*DESCRIPTION OF THE TASK*:
Find every line in the entries below that contains the string "characteristic", and copy each of those lines in full. Matching is case-sensitive.

## begin MATERIAL TO PROCESS

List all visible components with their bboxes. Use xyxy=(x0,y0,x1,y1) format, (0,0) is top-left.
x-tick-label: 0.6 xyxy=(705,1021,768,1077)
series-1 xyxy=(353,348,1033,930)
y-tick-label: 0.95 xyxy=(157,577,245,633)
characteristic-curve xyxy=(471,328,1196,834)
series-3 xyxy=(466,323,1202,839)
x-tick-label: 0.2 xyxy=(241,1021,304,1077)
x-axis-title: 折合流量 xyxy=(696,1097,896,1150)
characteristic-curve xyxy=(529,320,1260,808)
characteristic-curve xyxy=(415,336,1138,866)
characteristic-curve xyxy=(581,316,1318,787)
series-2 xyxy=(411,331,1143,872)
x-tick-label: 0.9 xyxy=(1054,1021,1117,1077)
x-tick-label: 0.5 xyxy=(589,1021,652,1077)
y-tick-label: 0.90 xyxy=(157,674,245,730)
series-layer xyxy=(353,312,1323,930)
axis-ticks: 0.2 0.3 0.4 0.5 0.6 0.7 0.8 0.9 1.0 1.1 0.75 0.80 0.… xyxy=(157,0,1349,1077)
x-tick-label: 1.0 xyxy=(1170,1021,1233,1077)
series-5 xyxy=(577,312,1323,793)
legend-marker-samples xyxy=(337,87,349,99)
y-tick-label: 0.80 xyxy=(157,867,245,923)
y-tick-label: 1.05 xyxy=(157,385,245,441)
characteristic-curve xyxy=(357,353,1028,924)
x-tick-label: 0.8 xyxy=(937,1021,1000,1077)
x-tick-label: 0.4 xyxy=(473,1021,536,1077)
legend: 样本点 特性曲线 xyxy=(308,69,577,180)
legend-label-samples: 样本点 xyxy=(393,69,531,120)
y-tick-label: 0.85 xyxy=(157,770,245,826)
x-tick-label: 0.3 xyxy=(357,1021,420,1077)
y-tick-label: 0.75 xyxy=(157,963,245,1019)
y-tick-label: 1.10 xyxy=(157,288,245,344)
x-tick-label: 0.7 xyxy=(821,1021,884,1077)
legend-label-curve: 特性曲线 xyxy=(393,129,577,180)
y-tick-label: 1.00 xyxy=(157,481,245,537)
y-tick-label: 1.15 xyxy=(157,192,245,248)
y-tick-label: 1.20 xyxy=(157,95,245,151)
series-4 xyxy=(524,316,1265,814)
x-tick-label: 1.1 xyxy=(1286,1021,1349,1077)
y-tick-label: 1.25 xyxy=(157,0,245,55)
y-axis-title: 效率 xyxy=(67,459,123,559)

## end MATERIAL TO PROCESS

*RESPONSE TO THE EXERCISE*:
characteristic-curve xyxy=(471,328,1196,834)
characteristic-curve xyxy=(529,320,1260,808)
characteristic-curve xyxy=(415,336,1138,866)
characteristic-curve xyxy=(581,316,1318,787)
characteristic-curve xyxy=(357,353,1028,924)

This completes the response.